───── TEXT BLOCK
Asset Location: Bonds in RRSP vs TFSA for a Canadian Investor?

Most Canadians spend real energy deciding how much to put in stocks versus bonds. Fewer stop to ask the next question: once you've made that allocation decision, which account should actually hold each type of investment?

This is called asset location — and it's one of the quieter tax-planning levers available to Canadian investors. Put the wrong assets in the wrong accounts, and you can lose thousands to unnecessary taxation over decades without ever seeing it on a statement. Put them in the right places, and your portfolio grows more efficiently with no extra risk or cost.

For Canadians holding both an RRSP and a TFSA, the bond question is a common one — and it turns out there's a real debate with legitimate arguments on both sides.

Why Bonds Are a Tax Problem in a Regular Account

Before getting into the RRSP vs. TFSA question, it helps to understand why bond placement matters in the first place.

Bonds pay interest. In Canada, interest income is taxed at your full marginal rate — the same rate that applies to employment income. That makes it the most heavily taxed form of investment income available to individual investors. Compare that to:

  • Eligible Canadian dividends, which receive a dividend tax credit that reduces the effective rate significantly
  • Capital gains, where only 50% of the gain is included in your taxable income (or two-thirds above a higher threshold)

If you hold bonds in a taxable account, every coupon payment or distribution gets added to your income that year and taxed like a paycheque. This is why most financial planners agree bonds belong inside a registered account. The real question is which one.

The Traditional Case: Put Bonds in Your RRSP

The conventional wisdom — and it's widely taught for good reason — is to hold bonds inside your RRSP and keep higher-growth investments like equities in your TFSA.
──────────
───── DATA SUPPLIED
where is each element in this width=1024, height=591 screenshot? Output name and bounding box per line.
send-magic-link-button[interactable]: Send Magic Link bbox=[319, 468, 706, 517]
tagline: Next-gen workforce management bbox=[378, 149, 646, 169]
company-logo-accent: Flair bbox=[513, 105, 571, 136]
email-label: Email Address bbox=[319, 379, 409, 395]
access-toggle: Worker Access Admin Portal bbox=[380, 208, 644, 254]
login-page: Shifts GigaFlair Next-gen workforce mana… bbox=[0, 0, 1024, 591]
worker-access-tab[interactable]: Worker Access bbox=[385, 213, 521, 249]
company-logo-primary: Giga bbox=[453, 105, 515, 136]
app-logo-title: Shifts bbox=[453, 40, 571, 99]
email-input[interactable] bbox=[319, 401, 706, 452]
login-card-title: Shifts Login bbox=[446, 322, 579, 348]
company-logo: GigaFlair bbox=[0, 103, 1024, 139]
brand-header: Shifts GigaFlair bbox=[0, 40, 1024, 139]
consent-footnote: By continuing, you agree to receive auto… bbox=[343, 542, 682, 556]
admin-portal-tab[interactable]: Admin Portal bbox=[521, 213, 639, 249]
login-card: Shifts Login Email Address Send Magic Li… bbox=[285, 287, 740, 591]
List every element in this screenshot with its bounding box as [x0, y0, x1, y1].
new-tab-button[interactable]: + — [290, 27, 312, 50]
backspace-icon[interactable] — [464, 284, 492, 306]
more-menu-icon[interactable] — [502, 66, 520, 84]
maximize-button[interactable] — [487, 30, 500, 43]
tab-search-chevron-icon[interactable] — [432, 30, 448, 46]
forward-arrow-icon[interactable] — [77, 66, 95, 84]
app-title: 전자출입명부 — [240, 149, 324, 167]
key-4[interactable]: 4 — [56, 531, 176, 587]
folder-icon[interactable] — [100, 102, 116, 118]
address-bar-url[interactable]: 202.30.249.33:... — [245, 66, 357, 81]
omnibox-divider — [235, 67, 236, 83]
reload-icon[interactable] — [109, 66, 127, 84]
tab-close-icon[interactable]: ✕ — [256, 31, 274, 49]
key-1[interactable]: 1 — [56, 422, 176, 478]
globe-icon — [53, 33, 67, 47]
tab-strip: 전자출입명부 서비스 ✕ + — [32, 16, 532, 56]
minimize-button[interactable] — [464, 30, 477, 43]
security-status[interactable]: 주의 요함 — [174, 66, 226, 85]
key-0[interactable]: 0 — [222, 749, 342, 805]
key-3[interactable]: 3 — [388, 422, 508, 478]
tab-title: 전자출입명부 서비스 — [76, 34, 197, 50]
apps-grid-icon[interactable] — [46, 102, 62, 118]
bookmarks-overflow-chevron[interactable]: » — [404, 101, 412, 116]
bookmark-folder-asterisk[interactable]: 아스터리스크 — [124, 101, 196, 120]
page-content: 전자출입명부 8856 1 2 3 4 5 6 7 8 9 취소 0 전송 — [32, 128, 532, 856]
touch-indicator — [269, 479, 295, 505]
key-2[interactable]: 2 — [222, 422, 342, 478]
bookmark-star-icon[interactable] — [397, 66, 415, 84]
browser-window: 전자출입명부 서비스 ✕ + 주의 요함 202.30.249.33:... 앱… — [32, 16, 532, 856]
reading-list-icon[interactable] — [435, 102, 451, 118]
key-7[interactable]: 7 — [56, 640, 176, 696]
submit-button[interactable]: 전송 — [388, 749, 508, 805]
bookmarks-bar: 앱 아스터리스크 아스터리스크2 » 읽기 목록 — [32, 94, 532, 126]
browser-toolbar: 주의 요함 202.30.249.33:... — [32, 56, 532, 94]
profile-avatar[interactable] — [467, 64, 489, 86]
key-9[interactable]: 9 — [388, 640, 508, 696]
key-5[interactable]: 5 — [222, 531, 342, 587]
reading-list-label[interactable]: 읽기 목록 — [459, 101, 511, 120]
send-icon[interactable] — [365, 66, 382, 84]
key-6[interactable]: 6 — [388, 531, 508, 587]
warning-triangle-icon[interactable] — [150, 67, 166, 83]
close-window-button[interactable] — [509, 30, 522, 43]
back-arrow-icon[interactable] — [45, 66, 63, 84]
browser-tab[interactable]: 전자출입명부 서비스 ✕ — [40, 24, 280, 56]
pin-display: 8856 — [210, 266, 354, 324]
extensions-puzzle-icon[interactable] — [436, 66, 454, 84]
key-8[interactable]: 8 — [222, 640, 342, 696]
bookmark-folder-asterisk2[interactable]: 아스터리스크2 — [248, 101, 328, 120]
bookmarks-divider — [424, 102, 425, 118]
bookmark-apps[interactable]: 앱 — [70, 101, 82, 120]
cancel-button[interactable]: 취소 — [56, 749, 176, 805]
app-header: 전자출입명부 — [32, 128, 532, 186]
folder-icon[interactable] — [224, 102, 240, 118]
──────────
STATED PROBLEM A ::
Answer these from the article on asset location:
(i) What term does it use for deciding which account should hold each type of investment?
(ii) At what rate is interest income taxed in Canada?
(iii) What portion of a capital gain is included in taxable income?
STATED PROBLEM B ::
Decide whether each statement agrees with the article on asset location. Answer yes or no and quote the deciding words.
(i) Capital gains are the most heavily taxed form of investment income for individual investors.
(ii) Eligible Canadian dividends receive a tax credit that lowers their effective rate.
(iii) The conventional wisdom is to hold equities in the RRSP and bonds in the TFSA.
STATED PROBLEM C :: Pick up the article on asset location after its final sentence and keep writing it.

EXERCISE ANSWER A ::
(i) Asset location.
(ii) At your full marginal rate, the same rate that applies to employment income.
(iii) 50% of the gain, or two-thirds above a higher threshold.

EXERCISE ANSWER B ::
(i) No: "In Canada, interest income is taxed at your full marginal rate — the same rate that applies to employment income. That makes it the most heavily taxed form of investment income available to individual investors."
(ii) Yes: "Eligible Canadian dividends, which receive a dividend tax credit that reduces the effective rate significantly"
(iii) No: "The conventional wisdom — and it's widely taught for good reason — is to hold bonds inside your RRSP and keep higher-growth investments like equities in your TFSA."

EXERCISE ANSWER C ::
The logic runs like this: bond interest is ordinary income, and RRSP withdrawals are also taxed as ordinary income. There's no "mismatch" — you're sheltering the most heavily taxed income type in an account that taxes withdrawals at the same rate anyway.

Meanwhile, Canadian equities held outside a registered account would receive preferential tax treatment on dividends and capital gains. If you hold equities inside your RRSP, those gains get converted into ordinary income on withdrawal, which actually strips away the tax advantage they would have had in a taxable account. You're arguably making a tax-preferred asset less efficient by sheltering it.

Summary of the traditional view: bonds in RRSP because interest income benefits most from deferral; equities in TFSA because the compounding growth is permanently sheltered and the tax character of equity returns doesn't get "converted" to ordinary income.

The Counter-Argument: Bonds Might Benefit More from TFSA

Here's where it gets genuinely interesting. Some financial planners argue the opposite — and the logic is sound.

The RRSP defers tax. The TFSA eliminates it. On every dollar withdrawn from an RRSP, you eventually pay income tax. On every dollar withdrawn from a TFSA, you pay nothing — ever.

If bond interest is the most heavily taxed income type, then permanently eliminating that tax through a TFSA is arguably a bigger benefit than merely delaying it through an RRSP. By this reasoning, bonds benefit more from the TFSA's permanent shelter than from the RRSP's deferral.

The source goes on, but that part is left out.